Task details —
Could you write out every record below exactly, leaving out any pictures?

Available data —
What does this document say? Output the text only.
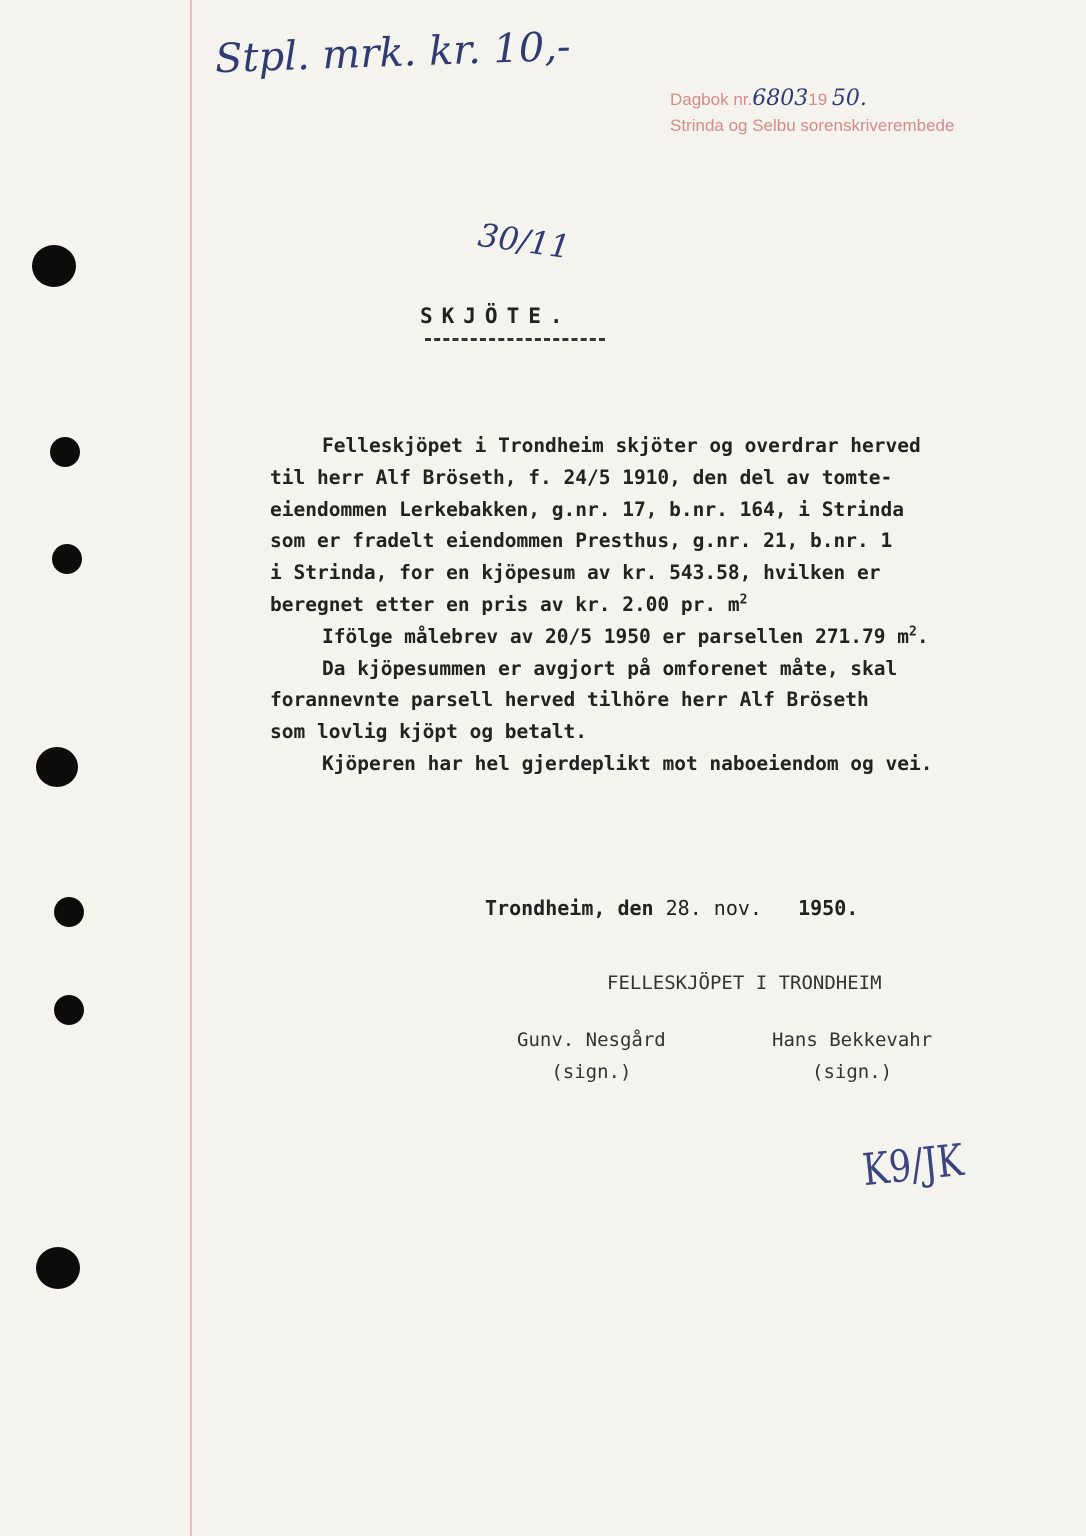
Stpl. mrk. kr. 10,-
Dagbok nr.680319 50.
Strinda og Selbu sorenskriverembede
30/11
SKJÖTE.
Felleskjöpet i Trondheim skjöter og overdrar herved
til herr Alf Bröseth, f. 24/5 1910, den del av tomte-
eiendommen Lerkebakken, g.nr. 17, b.nr. 164, i Strinda
som er fradelt eiendommen Presthus, g.nr. 21, b.nr. 1
i Strinda, for en kjöpesum av kr. 543.58, hvilken er
beregnet etter en pris av kr. 2.00 pr. $m^2$
Ifölge målebrev av 20/5 1950 er parsellen 271.79 $m^2$.
Da kjöpesummen er avgjort på omforenet måte, skal
forannevnte parsell herved tilhöre herr Alf Bröseth
som lovlig kjöpt og betalt.
Kjöperen har hel gjerdeplikt mot naboeiendom og vei.
Trondheim, den 28. nov. 1950.
FELLESKJÖPET I TRONDHEIM
Gunv. Nesgård
(sign.)
Hans Bekkevahr
(sign.)
K9/JK
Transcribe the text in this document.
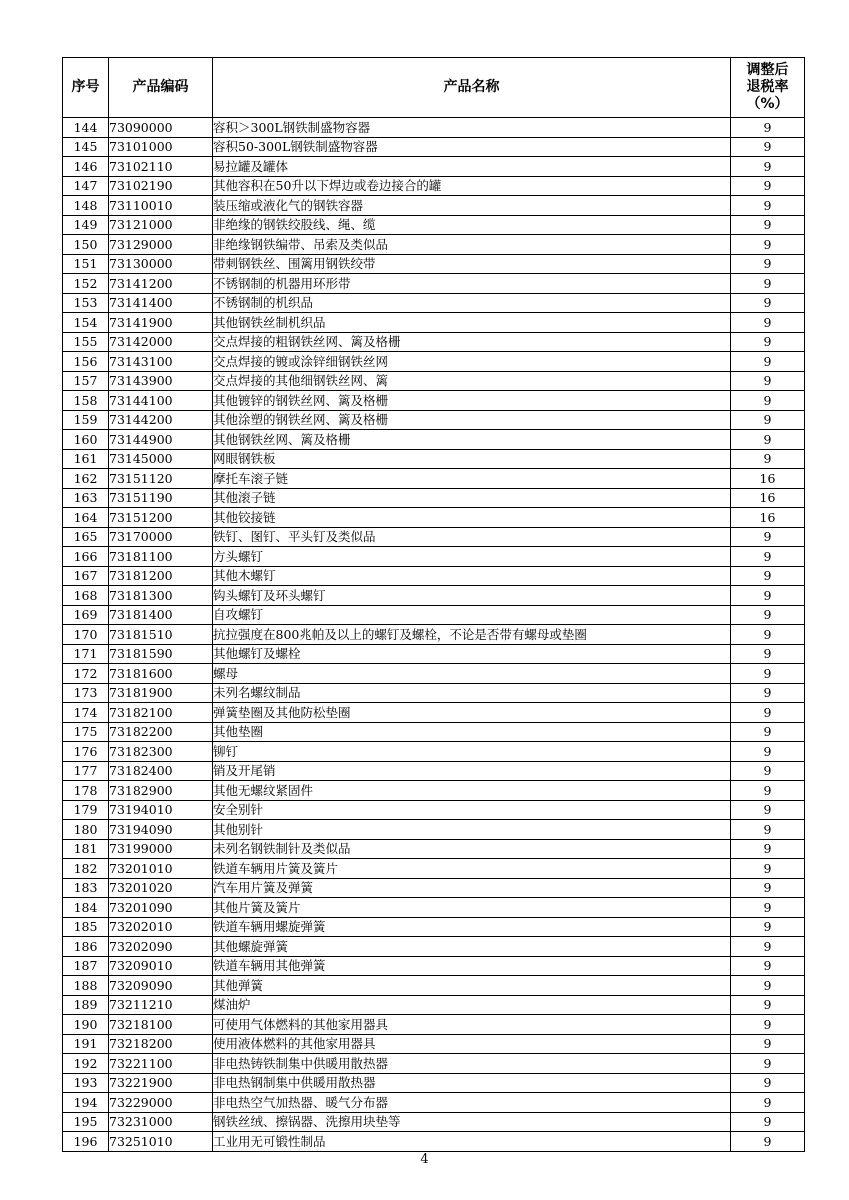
序号	产品编码	产品名称	调整后
退税率
（%）
144	73090000	容积＞300L钢铁制盛物容器	9
145	73101000	容积50-300L钢铁制盛物容器	9
146	73102110	易拉罐及罐体	9
147	73102190	其他容积在50升以下焊边或卷边接合的罐	9
148	73110010	装压缩或液化气的钢铁容器	9
149	73121000	非绝缘的钢铁绞股线、绳、缆	9
150	73129000	非绝缘钢铁编带、吊索及类似品	9
151	73130000	带刺钢铁丝、围篱用钢铁绞带	9
152	73141200	不锈钢制的机器用环形带	9
153	73141400	不锈钢制的机织品	9
154	73141900	其他钢铁丝制机织品	9
155	73142000	交点焊接的粗钢铁丝网、篱及格栅	9
156	73143100	交点焊接的镀或涂锌细钢铁丝网	9
157	73143900	交点焊接的其他细钢铁丝网、篱	9
158	73144100	其他镀锌的钢铁丝网、篱及格栅	9
159	73144200	其他涂塑的钢铁丝网、篱及格栅	9
160	73144900	其他钢铁丝网、篱及格栅	9
161	73145000	网眼钢铁板	9
162	73151120	摩托车滚子链	16
163	73151190	其他滚子链	16
164	73151200	其他铰接链	16
165	73170000	铁钉、图钉、平头钉及类似品	9
166	73181100	方头螺钉	9
167	73181200	其他木螺钉	9
168	73181300	钩头螺钉及环头螺钉	9
169	73181400	自攻螺钉	9
170	73181510	抗拉强度在800兆帕及以上的螺钉及螺栓，不论是否带有螺母或垫圈	9
171	73181590	其他螺钉及螺栓	9
172	73181600	螺母	9
173	73181900	未列名螺纹制品	9
174	73182100	弹簧垫圈及其他防松垫圈	9
175	73182200	其他垫圈	9
176	73182300	铆钉	9
177	73182400	销及开尾销	9
178	73182900	其他无螺纹紧固件	9
179	73194010	安全别针	9
180	73194090	其他别针	9
181	73199000	未列名钢铁制针及类似品	9
182	73201010	铁道车辆用片簧及簧片	9
183	73201020	汽车用片簧及弹簧	9
184	73201090	其他片簧及簧片	9
185	73202010	铁道车辆用螺旋弹簧	9
186	73202090	其他螺旋弹簧	9
187	73209010	铁道车辆用其他弹簧	9
188	73209090	其他弹簧	9
189	73211210	煤油炉	9
190	73218100	可使用气体燃料的其他家用器具	9
191	73218200	使用液体燃料的其他家用器具	9
192	73221100	非电热铸铁制集中供暖用散热器	9
193	73221900	非电热钢制集中供暖用散热器	9
194	73229000	非电热空气加热器、暖气分布器	9
195	73231000	钢铁丝绒、擦锅器、洗擦用块垫等	9
196	73251010	工业用无可锻性制品	9
4
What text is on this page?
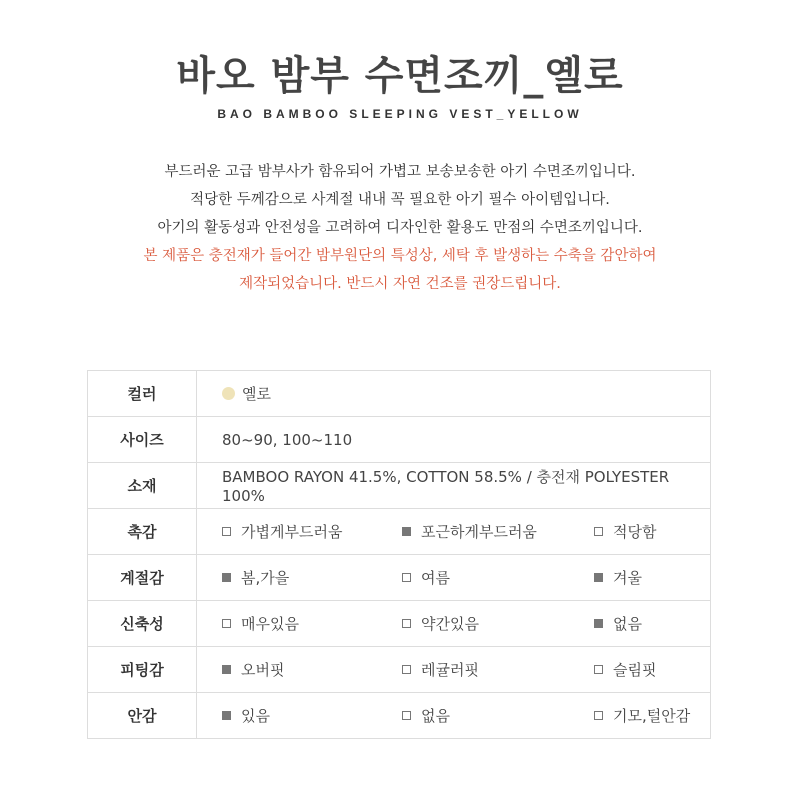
바오 밤부 수면조끼_옐로
BAO BAMBOO SLEEPING VEST_YELLOW
부드러운 고급 밤부사가 함유되어 가볍고 보송보송한 아기 수면조끼입니다.
적당한 두께감으로 사계절 내내 꼭 필요한 아기 필수 아이템입니다.
아기의 활동성과 안전성을 고려하여 디자인한 활용도 만점의 수면조끼입니다.
본 제품은 충전재가 들어간 밤부원단의 특성상, 세탁 후 발생하는 수축을 감안하여
제작되었습니다. 반드시 자연 건조를 권장드립니다.
컬러	옐로
사이즈	80~90, 100~110
소재	BAMBOO RAYON 41.5%, COTTON 58.5% / 충전재 POLYESTER 100%
촉감	가볍게부드러움 포근하게부드러움 적당함

계절감	봄,가을 여름 겨울

신축성	매우있음 약간있음 없음

피팅감	오버핏 레귤러핏 슬림핏

안감	있음 없음 기모,털안감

Exercise output —
What does this document say? Output the text only.
Stpl. mrk. kr. 10,-
Dagbok nr.680319 50.
Strinda og Selbu sorenskriverembede
30/11
SKJÖTE.
Felleskjöpet i Trondheim skjöter og overdrar herved
til herr Alf Bröseth, f. 24/5 1910, den del av tomte-
eiendommen Lerkebakken, g.nr. 17, b.nr. 164, i Strinda
som er fradelt eiendommen Presthus, g.nr. 21, b.nr. 1
i Strinda, for en kjöpesum av kr. 543.58, hvilken er
beregnet etter en pris av kr. 2.00 pr. $m^2$
Ifölge målebrev av 20/5 1950 er parsellen 271.79 $m^2$.
Da kjöpesummen er avgjort på omforenet måte, skal
forannevnte parsell herved tilhöre herr Alf Bröseth
som lovlig kjöpt og betalt.
Kjöperen har hel gjerdeplikt mot naboeiendom og vei.
Trondheim, den 28. nov. 1950.
FELLESKJÖPET I TRONDHEIM
Gunv. Nesgård
(sign.)
Hans Bekkevahr
(sign.)
K9/JK
Transcribe the text in this document.
序号	产品编码	产品名称	调整后
退税率
（%）
144	73090000	容积＞300L钢铁制盛物容器	9
145	73101000	容积50-300L钢铁制盛物容器	9
146	73102110	易拉罐及罐体	9
147	73102190	其他容积在50升以下焊边或卷边接合的罐	9
148	73110010	装压缩或液化气的钢铁容器	9
149	73121000	非绝缘的钢铁绞股线、绳、缆	9
150	73129000	非绝缘钢铁编带、吊索及类似品	9
151	73130000	带刺钢铁丝、围篱用钢铁绞带	9
152	73141200	不锈钢制的机器用环形带	9
153	73141400	不锈钢制的机织品	9
154	73141900	其他钢铁丝制机织品	9
155	73142000	交点焊接的粗钢铁丝网、篱及格栅	9
156	73143100	交点焊接的镀或涂锌细钢铁丝网	9
157	73143900	交点焊接的其他细钢铁丝网、篱	9
158	73144100	其他镀锌的钢铁丝网、篱及格栅	9
159	73144200	其他涂塑的钢铁丝网、篱及格栅	9
160	73144900	其他钢铁丝网、篱及格栅	9
161	73145000	网眼钢铁板	9
162	73151120	摩托车滚子链	16
163	73151190	其他滚子链	16
164	73151200	其他铰接链	16
165	73170000	铁钉、图钉、平头钉及类似品	9
166	73181100	方头螺钉	9
167	73181200	其他木螺钉	9
168	73181300	钩头螺钉及环头螺钉	9
169	73181400	自攻螺钉	9
170	73181510	抗拉强度在800兆帕及以上的螺钉及螺栓，不论是否带有螺母或垫圈	9
171	73181590	其他螺钉及螺栓	9
172	73181600	螺母	9
173	73181900	未列名螺纹制品	9
174	73182100	弹簧垫圈及其他防松垫圈	9
175	73182200	其他垫圈	9
176	73182300	铆钉	9
177	73182400	销及开尾销	9
178	73182900	其他无螺纹紧固件	9
179	73194010	安全别针	9
180	73194090	其他别针	9
181	73199000	未列名钢铁制针及类似品	9
182	73201010	铁道车辆用片簧及簧片	9
183	73201020	汽车用片簧及弹簧	9
184	73201090	其他片簧及簧片	9
185	73202010	铁道车辆用螺旋弹簧	9
186	73202090	其他螺旋弹簧	9
187	73209010	铁道车辆用其他弹簧	9
188	73209090	其他弹簧	9
189	73211210	煤油炉	9
190	73218100	可使用气体燃料的其他家用器具	9
191	73218200	使用液体燃料的其他家用器具	9
192	73221100	非电热铸铁制集中供暖用散热器	9
193	73221900	非电热钢制集中供暖用散热器	9
194	73229000	非电热空气加热器、暖气分布器	9
195	73231000	钢铁丝绒、擦锅器、洗擦用块垫等	9
196	73251010	工业用无可锻性制品	9
4
What text is on this page?
바오 밤부 수면조끼_옐로
BAO BAMBOO SLEEPING VEST_YELLOW
부드러운 고급 밤부사가 함유되어 가볍고 보송보송한 아기 수면조끼입니다.
적당한 두께감으로 사계절 내내 꼭 필요한 아기 필수 아이템입니다.
아기의 활동성과 안전성을 고려하여 디자인한 활용도 만점의 수면조끼입니다.
본 제품은 충전재가 들어간 밤부원단의 특성상, 세탁 후 발생하는 수축을 감안하여
제작되었습니다. 반드시 자연 건조를 권장드립니다.
컬러	옐로
사이즈	80~90, 100~110
소재	BAMBOO RAYON 41.5%, COTTON 58.5% / 충전재 POLYESTER 100%
촉감	가볍게부드러움 포근하게부드러움 적당함

계절감	봄,가을 여름 겨울

신축성	매우있음 약간있음 없음

피팅감	오버핏 레귤러핏 슬림핏

안감	있음 없음 기모,털안감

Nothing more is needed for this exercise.